■ WHAT TO DO
In the Lupo GTI detail post, how was the car dried after it was washed and rinsed?

■ TEXT SEGMENT
__________________________________________________
# Lupo GTI Detail Incl Fife Meet Pictures



## AaronGTi (Nov 2, 2010)

*Lupo GTI Max Protect Detail Incl Fife Meet Pictures*

Hi,

Saturday saw us attending the Fife meet @ the Black Magic Detail studio.
It was a great day, an excellent turnout with over 30 people in attendance at one point 

Seeing as I arranged the meet my Lupo GTI was the test car for the product application.
I explained that I wanted my whole car coated i.e. paint, wheels, exhaust, glass, trim, rubber & tyres and Janis was more than happy to oblige.

On Friday, Myself & Stevie did all the prep on the car to get it ready for Saturday morning. As some of you'll know we both machined the car to absolute perfection 10 weeks ago and was still literally marr free so no machining was needed although I did machine part of my bonnet as it picked up 1 or 2 tiny marks but that's just me being anal :lol:

Started off by thoroughly washing the whole car and rinsed with filtered water before being rolled in to the studio to be dried off via hot air blower.

Next the whole car got an IPA wipe down to make sure the Zaino I currently had on the car was gone and most of all so that the surface was clean enough for the Max Protect coating to bond properly.

Sorry no pics of any of this.

Fast forward to Saturday morning…

Few of us gathered in the studio to watch Jan in action;

The process was as follows;

Max Protect Ultimate Nano Coat V1, followed by V2 then followed by Silk Coat on paint, trim, rubbers, wheels and exhaust.
__________________________________________________
■ DATA LINES
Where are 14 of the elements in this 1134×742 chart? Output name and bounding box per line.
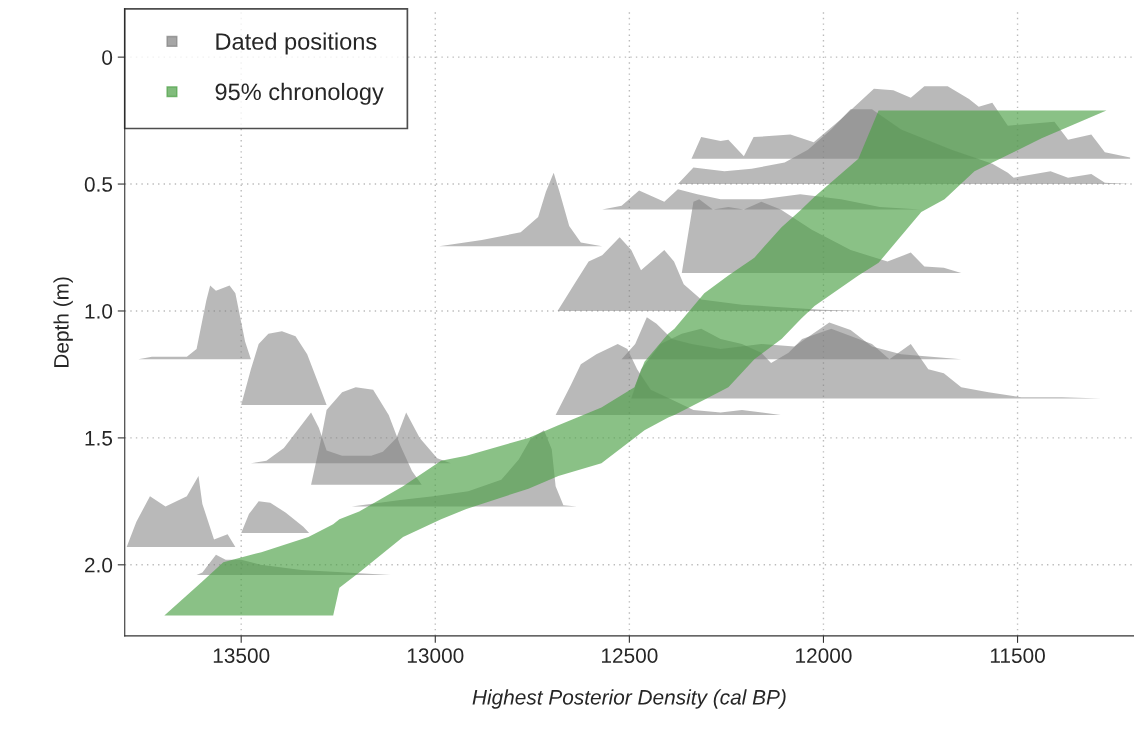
__________________________________________________
■ RESPONSE
It was rolled into the studio and dried with a hot air blower.